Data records

=====

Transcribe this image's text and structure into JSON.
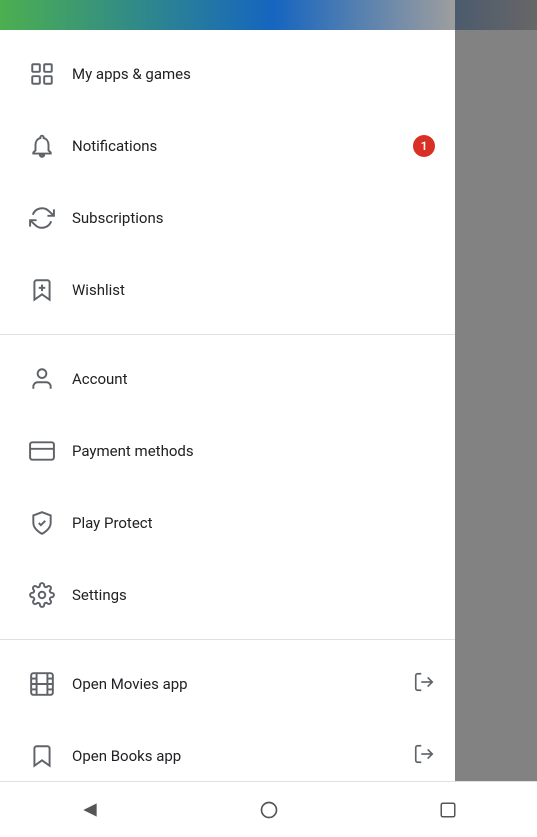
{
  "header": {
    "gradient_colors": [
      "#4caf50",
      "#1565c0",
      "#9e9e9e"
    ]
  },
  "menu": {
    "section1": [
      {
        "id": "my-apps-games",
        "label": "My apps & games",
        "icon": "grid-icon",
        "badge": null,
        "external": false
      },
      {
        "id": "notifications",
        "label": "Notifications",
        "icon": "bell-icon",
        "badge": "1",
        "external": false
      },
      {
        "id": "subscriptions",
        "label": "Subscriptions",
        "icon": "refresh-icon",
        "badge": null,
        "external": false
      },
      {
        "id": "wishlist",
        "label": "Wishlist",
        "icon": "bookmark-add-icon",
        "badge": null,
        "external": false
      }
    ],
    "section2": [
      {
        "id": "account",
        "label": "Account",
        "icon": "person-icon",
        "badge": null,
        "external": false
      },
      {
        "id": "payment-methods",
        "label": "Payment methods",
        "icon": "credit-card-icon",
        "badge": null,
        "external": false
      },
      {
        "id": "play-protect",
        "label": "Play Protect",
        "icon": "shield-icon",
        "badge": null,
        "external": false
      },
      {
        "id": "settings",
        "label": "Settings",
        "icon": "gear-icon",
        "badge": null,
        "external": false
      }
    ],
    "section3": [
      {
        "id": "open-movies-app",
        "label": "Open Movies app",
        "icon": "film-icon",
        "badge": null,
        "external": true
      },
      {
        "id": "open-books-app",
        "label": "Open Books app",
        "icon": "book-icon",
        "badge": null,
        "external": true
      }
    ]
  },
  "bottom_nav": {
    "back_label": "back",
    "home_label": "home",
    "recents_label": "recents"
  },
  "badge_colors": {
    "notification": "#d93025"
  }
}
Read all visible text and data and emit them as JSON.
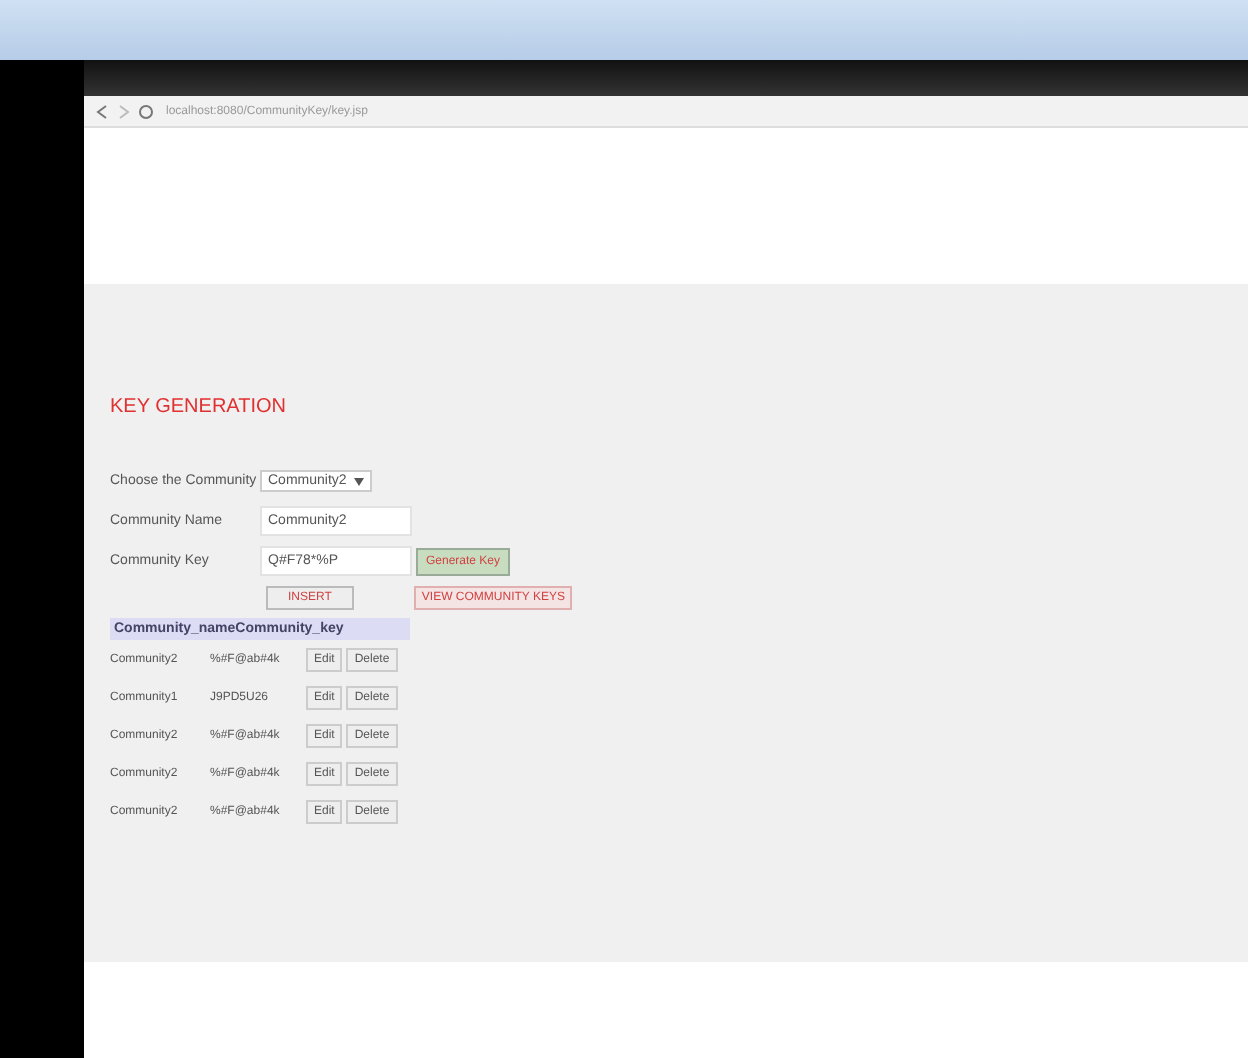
{
  "browser": {
    "address": "localhost:8080/CommunityKey/key.jsp"
  },
  "heading": "KEY GENERATION",
  "form": {
    "fields": [
      {
        "kind": "select",
        "label": "Choose the Community",
        "value": "Community2"
      },
      {
        "kind": "text",
        "label": "Community Name",
        "value": "Community2"
      },
      {
        "kind": "text",
        "label": "Community Key",
        "value": "Q#F78*%P"
      }
    ],
    "generate_button": "Generate Key",
    "insert_button": "INSERT",
    "view_button": "VIEW COMMUNITY KEYS"
  },
  "table": {
    "header": "Community_nameCommunity_key",
    "rows": [
      {
        "name": "Community2",
        "key": "%#F@ab#4k",
        "edit": "Edit",
        "delete": "Delete"
      },
      {
        "name": "Community1",
        "key": "J9PD5U26",
        "edit": "Edit",
        "delete": "Delete"
      },
      {
        "name": "Community2",
        "key": "%#F@ab#4k",
        "edit": "Edit",
        "delete": "Delete"
      },
      {
        "name": "Community2",
        "key": "%#F@ab#4k",
        "edit": "Edit",
        "delete": "Delete"
      },
      {
        "name": "Community2",
        "key": "%#F@ab#4k",
        "edit": "Edit",
        "delete": "Delete"
      }
    ]
  }
}
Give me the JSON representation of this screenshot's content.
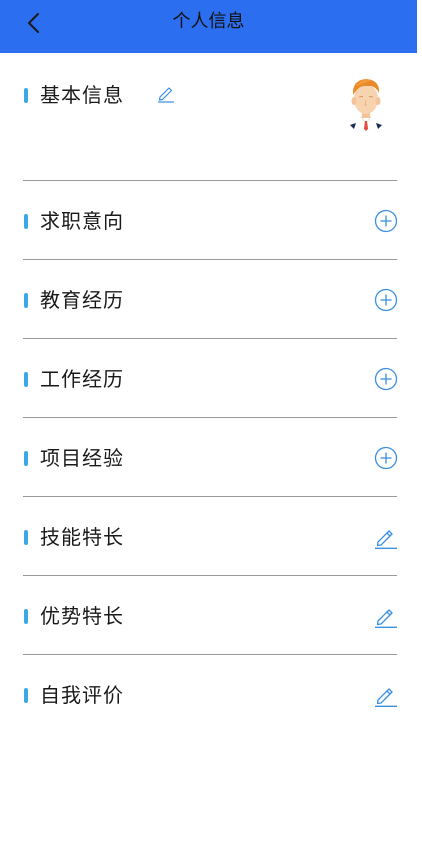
{
  "header": {
    "title": "个人信息",
    "background_color": "#2c6ef0",
    "back_icon": "chevron-left-icon"
  },
  "basic_info": {
    "label": "基本信息",
    "edit_icon": "pencil-icon",
    "avatar": "avatar-cartoon-man"
  },
  "sections": [
    {
      "label": "求职意向",
      "action_icon": "plus-circle-icon"
    },
    {
      "label": "教育经历",
      "action_icon": "plus-circle-icon"
    },
    {
      "label": "工作经历",
      "action_icon": "plus-circle-icon"
    },
    {
      "label": "项目经验",
      "action_icon": "plus-circle-icon"
    },
    {
      "label": "技能特长",
      "action_icon": "pencil-icon"
    },
    {
      "label": "优势特长",
      "action_icon": "pencil-icon"
    },
    {
      "label": "自我评价",
      "action_icon": "pencil-icon"
    }
  ],
  "colors": {
    "accent": "#2c6ef0",
    "marker": "#3aa9e6",
    "icon": "#3a8fe0",
    "divider": "#9a9a9a"
  }
}
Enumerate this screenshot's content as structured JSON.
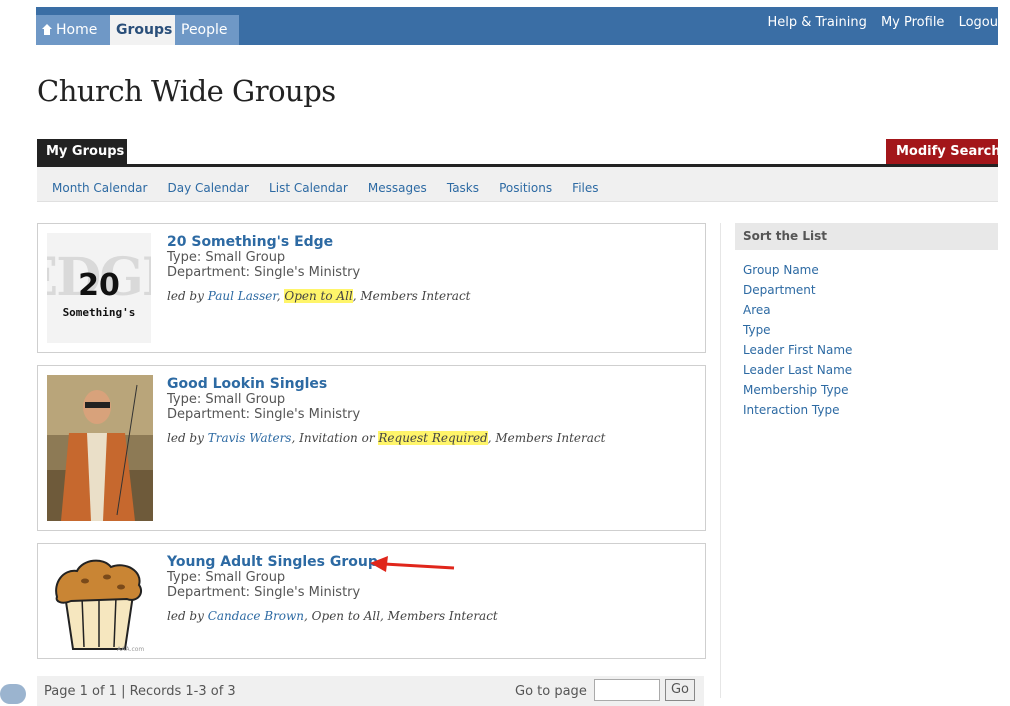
{
  "topnav": {
    "tabs": [
      "Home",
      "Groups",
      "People"
    ],
    "links": [
      "Help & Training",
      "My Profile",
      "Logou"
    ]
  },
  "page_title": "Church Wide Groups",
  "tabs": {
    "my_groups": "My Groups",
    "modify_search": "Modify Search"
  },
  "subnav": [
    "Month Calendar",
    "Day Calendar",
    "List Calendar",
    "Messages",
    "Tasks",
    "Positions",
    "Files"
  ],
  "groups": [
    {
      "name": "20 Something's Edge",
      "type": "Type: Small Group",
      "department": "Department: Single's Ministry",
      "led_prefix": "led by ",
      "leader": "Paul Lasser",
      "sep1": ", ",
      "access": "Open to All",
      "sep2": ", Members Interact",
      "thumb_text": {
        "edge": "EDGE",
        "num": "20",
        "word": "Something's"
      }
    },
    {
      "name": "Good Lookin Singles",
      "type": "Type: Small Group",
      "department": "Department: Single's Ministry",
      "led_prefix": "led by ",
      "leader": "Travis Waters",
      "sep1": ", Invitation or ",
      "access": "Request Required",
      "sep2": ", Members Interact"
    },
    {
      "name": "Young Adult Singles Group",
      "type": "Type: Small Group",
      "department": "Department: Single's Ministry",
      "led_prefix": "led by ",
      "leader": "Candace Brown",
      "sep1": ", Open to All, Members Interact",
      "thumb_caption": "AAA.com"
    }
  ],
  "sidebar": {
    "title": "Sort the List",
    "items": [
      "Group Name",
      "Department",
      "Area",
      "Type",
      "Leader First Name",
      "Leader Last Name",
      "Membership Type",
      "Interaction Type"
    ]
  },
  "pager": {
    "info": "Page 1 of 1  |  Records 1-3 of 3",
    "goto_label": "Go to page",
    "go_button": "Go"
  },
  "colors": {
    "nav": "#3a6ea5",
    "modify": "#a3161a",
    "link": "#2d6aa3",
    "highlight": "#fff56a",
    "arrow": "#e0261b"
  }
}
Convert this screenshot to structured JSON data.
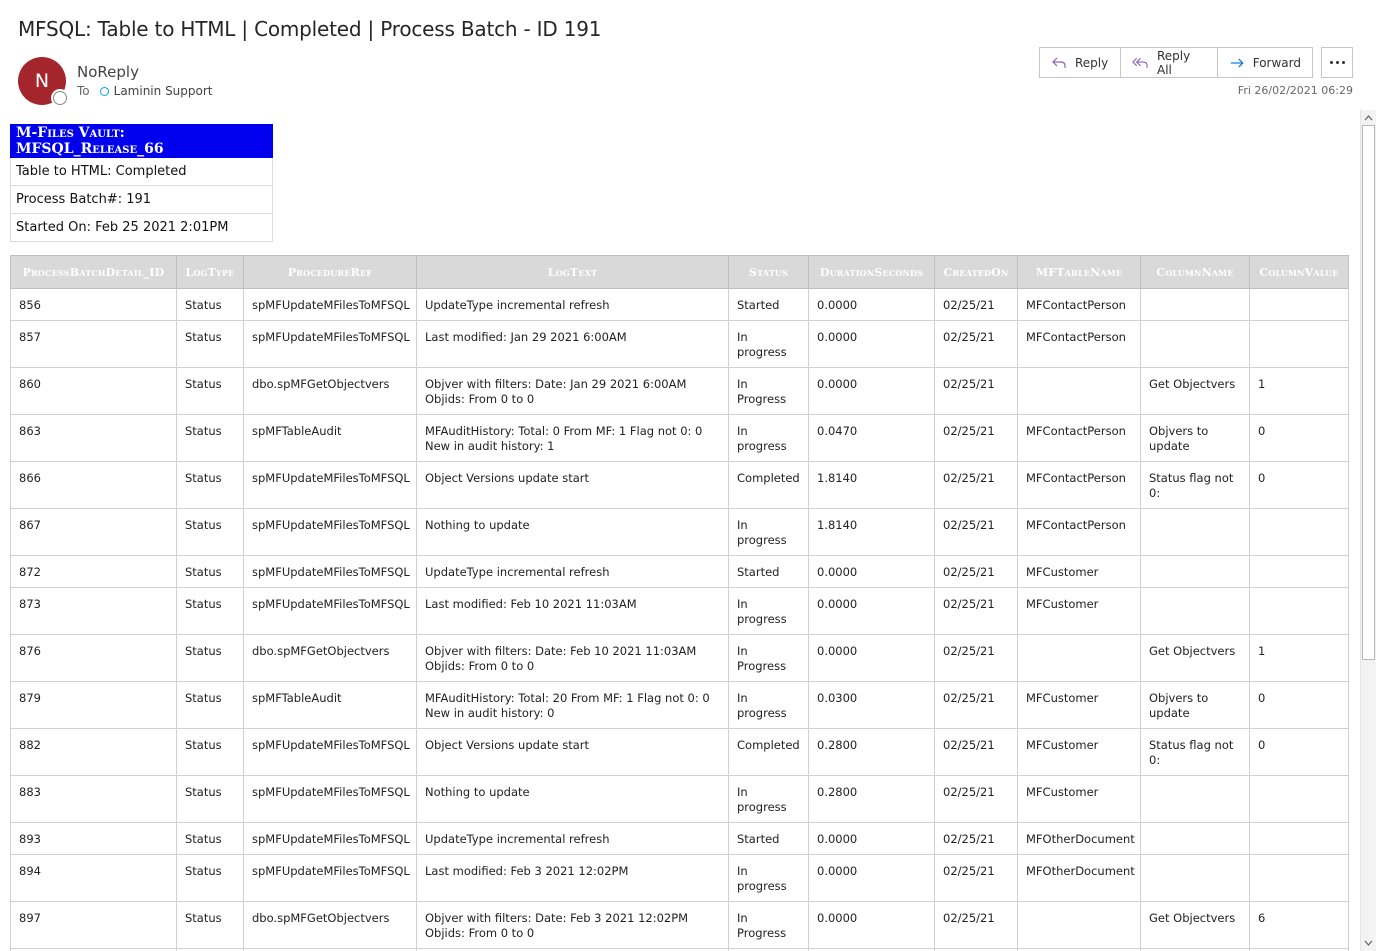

=====

DIRECTIONS FOR THIS TASK: All preceding records should be duplicated verbatim, images excepted.

WORKED SOLUTION:
Transcribe this image's text and structure into JSON.
{
  "header": {
    "gradient_colors": [
      "#4caf50",
      "#1565c0",
      "#9e9e9e"
    ]
  },
  "menu": {
    "section1": [
      {
        "id": "my-apps-games",
        "label": "My apps & games",
        "icon": "grid-icon",
        "badge": null,
        "external": false
      },
      {
        "id": "notifications",
        "label": "Notifications",
        "icon": "bell-icon",
        "badge": "1",
        "external": false
      },
      {
        "id": "subscriptions",
        "label": "Subscriptions",
        "icon": "refresh-icon",
        "badge": null,
        "external": false
      },
      {
        "id": "wishlist",
        "label": "Wishlist",
        "icon": "bookmark-add-icon",
        "badge": null,
        "external": false
      }
    ],
    "section2": [
      {
        "id": "account",
        "label": "Account",
        "icon": "person-icon",
        "badge": null,
        "external": false
      },
      {
        "id": "payment-methods",
        "label": "Payment methods",
        "icon": "credit-card-icon",
        "badge": null,
        "external": false
      },
      {
        "id": "play-protect",
        "label": "Play Protect",
        "icon": "shield-icon",
        "badge": null,
        "external": false
      },
      {
        "id": "settings",
        "label": "Settings",
        "icon": "gear-icon",
        "badge": null,
        "external": false
      }
    ],
    "section3": [
      {
        "id": "open-movies-app",
        "label": "Open Movies app",
        "icon": "film-icon",
        "badge": null,
        "external": true
      },
      {
        "id": "open-books-app",
        "label": "Open Books app",
        "icon": "book-icon",
        "badge": null,
        "external": true
      }
    ]
  },
  "bottom_nav": {
    "back_label": "back",
    "home_label": "home",
    "recents_label": "recents"
  },
  "badge_colors": {
    "notification": "#d93025"
  }
}
Read all visible text and data and emit them as JSON.
{
  "browser": {
    "address": "localhost:8080/CommunityKey/key.jsp"
  },
  "heading": "KEY GENERATION",
  "form": {
    "fields": [
      {
        "kind": "select",
        "label": "Choose the Community",
        "value": "Community2"
      },
      {
        "kind": "text",
        "label": "Community Name",
        "value": "Community2"
      },
      {
        "kind": "text",
        "label": "Community Key",
        "value": "Q#F78*%P"
      }
    ],
    "generate_button": "Generate Key",
    "insert_button": "INSERT",
    "view_button": "VIEW COMMUNITY KEYS"
  },
  "table": {
    "header": "Community_nameCommunity_key",
    "rows": [
      {
        "name": "Community2",
        "key": "%#F@ab#4k",
        "edit": "Edit",
        "delete": "Delete"
      },
      {
        "name": "Community1",
        "key": "J9PD5U26",
        "edit": "Edit",
        "delete": "Delete"
      },
      {
        "name": "Community2",
        "key": "%#F@ab#4k",
        "edit": "Edit",
        "delete": "Delete"
      },
      {
        "name": "Community2",
        "key": "%#F@ab#4k",
        "edit": "Edit",
        "delete": "Delete"
      },
      {
        "name": "Community2",
        "key": "%#F@ab#4k",
        "edit": "Edit",
        "delete": "Delete"
      }
    ]
  }
}
Give me the JSON representation of this screenshot's content.
{
  "header": {
    "title": "个人信息",
    "background_color": "#2c6ef0",
    "back_icon": "chevron-left-icon"
  },
  "basic_info": {
    "label": "基本信息",
    "edit_icon": "pencil-icon",
    "avatar": "avatar-cartoon-man"
  },
  "sections": [
    {
      "label": "求职意向",
      "action_icon": "plus-circle-icon"
    },
    {
      "label": "教育经历",
      "action_icon": "plus-circle-icon"
    },
    {
      "label": "工作经历",
      "action_icon": "plus-circle-icon"
    },
    {
      "label": "项目经验",
      "action_icon": "plus-circle-icon"
    },
    {
      "label": "技能特长",
      "action_icon": "pencil-icon"
    },
    {
      "label": "优势特长",
      "action_icon": "pencil-icon"
    },
    {
      "label": "自我评价",
      "action_icon": "pencil-icon"
    }
  ],
  "colors": {
    "accent": "#2c6ef0",
    "marker": "#3aa9e6",
    "icon": "#3a8fe0",
    "divider": "#9a9a9a"
  }
}
Enumerate this screenshot's content as structured JSON.
{
  "topnav": {
    "tabs": [
      "Home",
      "Groups",
      "People"
    ],
    "links": [
      "Help & Training",
      "My Profile",
      "Logou"
    ]
  },
  "page_title": "Church Wide Groups",
  "tabs": {
    "my_groups": "My Groups",
    "modify_search": "Modify Search"
  },
  "subnav": [
    "Month Calendar",
    "Day Calendar",
    "List Calendar",
    "Messages",
    "Tasks",
    "Positions",
    "Files"
  ],
  "groups": [
    {
      "name": "20 Something's Edge",
      "type": "Type: Small Group",
      "department": "Department: Single's Ministry",
      "led_prefix": "led by ",
      "leader": "Paul Lasser",
      "sep1": ", ",
      "access": "Open to All",
      "sep2": ", Members Interact",
      "thumb_text": {
        "edge": "EDGE",
        "num": "20",
        "word": "Something's"
      }
    },
    {
      "name": "Good Lookin Singles",
      "type": "Type: Small Group",
      "department": "Department: Single's Ministry",
      "led_prefix": "led by ",
      "leader": "Travis Waters",
      "sep1": ", Invitation or ",
      "access": "Request Required",
      "sep2": ", Members Interact"
    },
    {
      "name": "Young Adult Singles Group",
      "type": "Type: Small Group",
      "department": "Department: Single's Ministry",
      "led_prefix": "led by ",
      "leader": "Candace Brown",
      "sep1": ", Open to All, Members Interact",
      "thumb_caption": "AAA.com"
    }
  ],
  "sidebar": {
    "title": "Sort the List",
    "items": [
      "Group Name",
      "Department",
      "Area",
      "Type",
      "Leader First Name",
      "Leader Last Name",
      "Membership Type",
      "Interaction Type"
    ]
  },
  "pager": {
    "info": "Page 1 of 1  |  Records 1-3 of 3",
    "goto_label": "Go to page",
    "go_button": "Go"
  },
  "colors": {
    "nav": "#3a6ea5",
    "modify": "#a3161a",
    "link": "#2d6aa3",
    "highlight": "#fff56a",
    "arrow": "#e0261b"
  }
}
Convert this screenshot to structured JSON data.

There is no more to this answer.